Set task: Return all lines with the word "have" in them.

Dataset extract:
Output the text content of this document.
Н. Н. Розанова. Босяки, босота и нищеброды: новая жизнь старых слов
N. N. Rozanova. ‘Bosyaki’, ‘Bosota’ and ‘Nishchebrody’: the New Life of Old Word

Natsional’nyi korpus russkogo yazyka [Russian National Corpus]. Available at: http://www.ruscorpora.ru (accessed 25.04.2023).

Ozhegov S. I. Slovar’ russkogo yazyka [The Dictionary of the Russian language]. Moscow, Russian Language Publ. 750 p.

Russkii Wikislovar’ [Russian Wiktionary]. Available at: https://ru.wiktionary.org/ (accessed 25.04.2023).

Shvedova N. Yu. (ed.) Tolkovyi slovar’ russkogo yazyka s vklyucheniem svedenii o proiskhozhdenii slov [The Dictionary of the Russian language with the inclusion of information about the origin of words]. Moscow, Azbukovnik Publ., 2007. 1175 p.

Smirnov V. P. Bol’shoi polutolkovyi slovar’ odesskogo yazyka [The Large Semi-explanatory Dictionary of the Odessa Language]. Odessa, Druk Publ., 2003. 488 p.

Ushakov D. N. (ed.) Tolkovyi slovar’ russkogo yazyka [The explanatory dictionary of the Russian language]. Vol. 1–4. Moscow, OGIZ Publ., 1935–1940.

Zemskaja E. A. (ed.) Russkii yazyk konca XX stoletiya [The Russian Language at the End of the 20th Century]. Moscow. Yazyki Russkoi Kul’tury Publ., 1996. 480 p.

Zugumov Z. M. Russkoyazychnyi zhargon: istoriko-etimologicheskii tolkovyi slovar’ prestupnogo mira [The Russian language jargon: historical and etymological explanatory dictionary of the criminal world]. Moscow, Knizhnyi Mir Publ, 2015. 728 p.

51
...
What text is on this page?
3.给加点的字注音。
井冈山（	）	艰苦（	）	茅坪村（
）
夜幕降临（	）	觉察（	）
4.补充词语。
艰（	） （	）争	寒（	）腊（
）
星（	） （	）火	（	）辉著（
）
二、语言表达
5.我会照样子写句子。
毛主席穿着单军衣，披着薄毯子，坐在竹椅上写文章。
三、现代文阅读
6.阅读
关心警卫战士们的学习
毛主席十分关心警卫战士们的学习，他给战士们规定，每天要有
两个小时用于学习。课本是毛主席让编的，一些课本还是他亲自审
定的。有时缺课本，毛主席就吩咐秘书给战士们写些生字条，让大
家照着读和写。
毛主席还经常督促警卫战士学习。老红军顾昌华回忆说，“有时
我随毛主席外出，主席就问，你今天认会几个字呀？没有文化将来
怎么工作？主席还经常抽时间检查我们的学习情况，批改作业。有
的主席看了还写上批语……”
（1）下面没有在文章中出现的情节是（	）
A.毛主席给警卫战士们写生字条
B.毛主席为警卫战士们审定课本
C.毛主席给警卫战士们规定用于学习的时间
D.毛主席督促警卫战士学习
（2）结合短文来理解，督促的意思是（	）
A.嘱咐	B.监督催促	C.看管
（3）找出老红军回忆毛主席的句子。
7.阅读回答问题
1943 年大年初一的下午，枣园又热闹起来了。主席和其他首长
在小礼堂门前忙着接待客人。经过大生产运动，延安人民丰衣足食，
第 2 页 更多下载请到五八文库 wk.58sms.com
* * *
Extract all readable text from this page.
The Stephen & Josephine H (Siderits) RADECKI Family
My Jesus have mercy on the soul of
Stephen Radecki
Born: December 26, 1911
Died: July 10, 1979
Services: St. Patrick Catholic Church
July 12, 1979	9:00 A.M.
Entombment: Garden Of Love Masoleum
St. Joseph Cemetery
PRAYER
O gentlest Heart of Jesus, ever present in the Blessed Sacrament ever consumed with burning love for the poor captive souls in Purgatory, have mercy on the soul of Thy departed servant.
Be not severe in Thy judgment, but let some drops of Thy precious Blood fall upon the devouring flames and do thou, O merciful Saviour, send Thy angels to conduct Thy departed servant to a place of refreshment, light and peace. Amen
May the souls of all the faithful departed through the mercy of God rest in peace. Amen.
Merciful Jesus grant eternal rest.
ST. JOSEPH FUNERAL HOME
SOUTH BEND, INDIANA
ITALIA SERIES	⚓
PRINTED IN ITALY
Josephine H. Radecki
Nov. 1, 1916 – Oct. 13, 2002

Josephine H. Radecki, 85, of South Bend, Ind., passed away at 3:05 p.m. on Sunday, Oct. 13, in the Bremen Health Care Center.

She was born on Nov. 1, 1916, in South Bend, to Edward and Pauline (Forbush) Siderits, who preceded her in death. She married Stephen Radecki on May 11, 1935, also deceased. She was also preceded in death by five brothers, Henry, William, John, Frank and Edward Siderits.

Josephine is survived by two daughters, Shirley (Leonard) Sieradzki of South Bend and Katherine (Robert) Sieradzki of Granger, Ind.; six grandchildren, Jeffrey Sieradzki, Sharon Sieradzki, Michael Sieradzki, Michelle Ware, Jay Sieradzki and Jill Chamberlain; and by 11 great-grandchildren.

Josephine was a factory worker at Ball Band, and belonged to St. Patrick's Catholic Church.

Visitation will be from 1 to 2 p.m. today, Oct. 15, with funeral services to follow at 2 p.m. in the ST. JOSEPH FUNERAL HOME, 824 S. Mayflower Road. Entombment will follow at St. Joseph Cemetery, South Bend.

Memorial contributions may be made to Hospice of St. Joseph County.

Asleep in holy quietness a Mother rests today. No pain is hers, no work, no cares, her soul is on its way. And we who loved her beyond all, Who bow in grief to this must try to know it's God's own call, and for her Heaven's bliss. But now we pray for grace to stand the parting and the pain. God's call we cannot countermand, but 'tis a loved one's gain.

Exercise response:
My Jesus have mercy on the soul of
O gentlest Heart of Jesus, ever present in the Blessed Sacrament ever consumed with burning love for the poor captive souls in Purgatory, have mercy on the soul of Thy departed servant.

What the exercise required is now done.